Items from a figure collection:
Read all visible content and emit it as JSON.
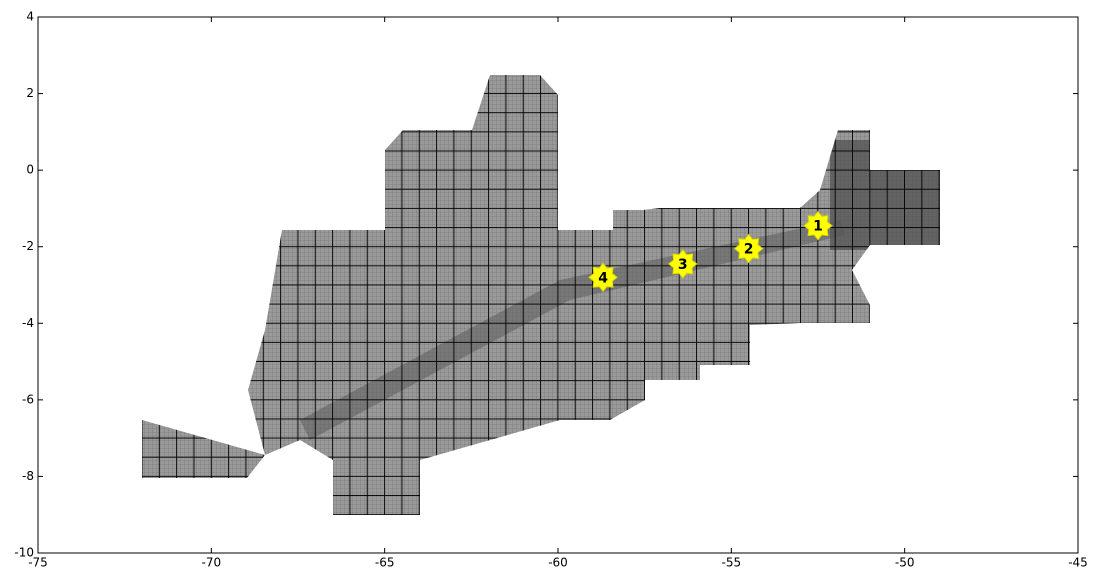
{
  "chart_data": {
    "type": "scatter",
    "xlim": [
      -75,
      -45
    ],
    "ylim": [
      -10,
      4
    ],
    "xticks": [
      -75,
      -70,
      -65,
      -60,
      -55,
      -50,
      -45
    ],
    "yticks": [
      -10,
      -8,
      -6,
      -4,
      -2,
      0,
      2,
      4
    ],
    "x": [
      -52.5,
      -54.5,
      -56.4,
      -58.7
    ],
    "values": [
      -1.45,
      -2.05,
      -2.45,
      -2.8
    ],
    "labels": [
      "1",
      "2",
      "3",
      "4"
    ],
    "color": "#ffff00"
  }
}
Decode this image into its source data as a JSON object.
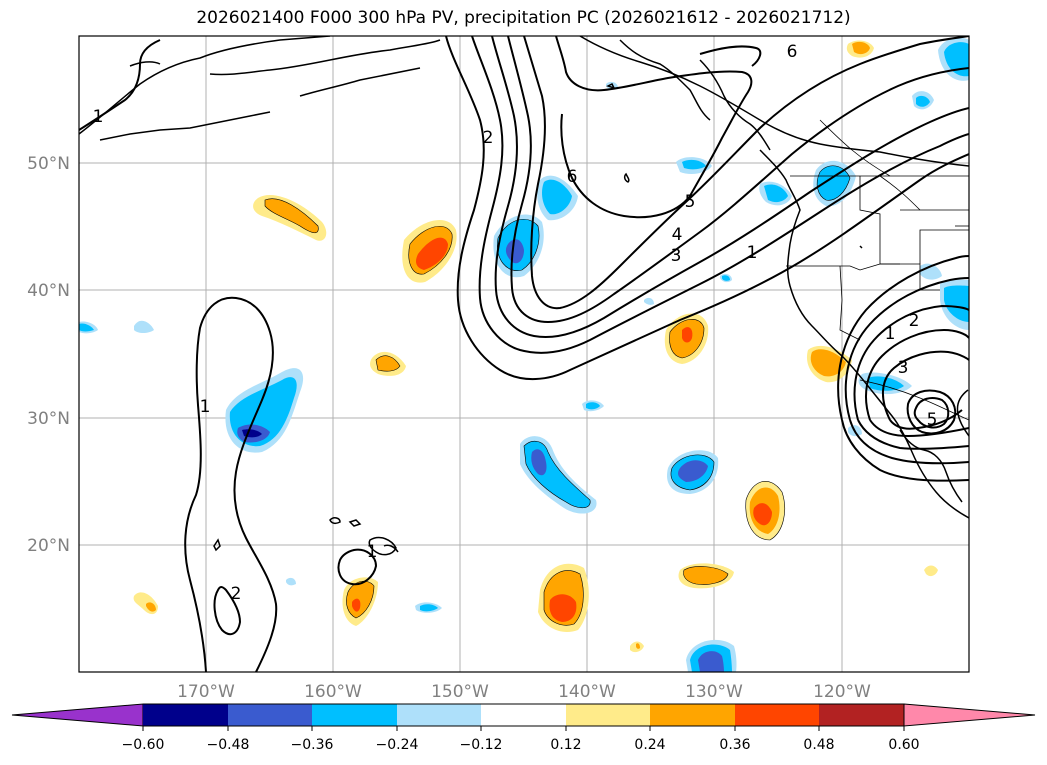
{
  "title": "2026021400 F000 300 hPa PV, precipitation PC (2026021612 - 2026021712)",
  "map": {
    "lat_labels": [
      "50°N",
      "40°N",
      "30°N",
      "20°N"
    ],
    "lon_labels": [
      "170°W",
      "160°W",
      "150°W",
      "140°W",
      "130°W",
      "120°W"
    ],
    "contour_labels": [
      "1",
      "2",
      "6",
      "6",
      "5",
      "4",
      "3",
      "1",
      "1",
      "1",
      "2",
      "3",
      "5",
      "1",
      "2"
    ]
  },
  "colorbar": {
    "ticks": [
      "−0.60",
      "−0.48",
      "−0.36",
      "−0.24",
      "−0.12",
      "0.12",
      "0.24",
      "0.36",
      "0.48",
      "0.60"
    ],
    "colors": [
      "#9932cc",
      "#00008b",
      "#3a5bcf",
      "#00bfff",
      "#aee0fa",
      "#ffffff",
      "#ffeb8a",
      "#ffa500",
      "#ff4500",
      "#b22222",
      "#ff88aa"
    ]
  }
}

• _DESCRIPTION OF THE TASK_: Quote exactly the lines from the one that contains "Decode this image" through the end of the listing above, both ends included, leaving out the pictures.

• _ANSWER IN FULL_:
Decode this image into its source data as a JSON object.
{
  "title": "2026021400 F000 300 hPa PV, precipitation PC (2026021612 - 2026021712)",
  "map": {
    "lat_labels": [
      "50°N",
      "40°N",
      "30°N",
      "20°N"
    ],
    "lon_labels": [
      "170°W",
      "160°W",
      "150°W",
      "140°W",
      "130°W",
      "120°W"
    ],
    "contour_labels": [
      "1",
      "2",
      "6",
      "6",
      "5",
      "4",
      "3",
      "1",
      "1",
      "1",
      "2",
      "3",
      "5",
      "1",
      "2"
    ]
  },
  "colorbar": {
    "ticks": [
      "−0.60",
      "−0.48",
      "−0.36",
      "−0.24",
      "−0.12",
      "0.12",
      "0.24",
      "0.36",
      "0.48",
      "0.60"
    ],
    "colors": [
      "#9932cc",
      "#00008b",
      "#3a5bcf",
      "#00bfff",
      "#aee0fa",
      "#ffffff",
      "#ffeb8a",
      "#ffa500",
      "#ff4500",
      "#b22222",
      "#ff88aa"
    ]
  }
}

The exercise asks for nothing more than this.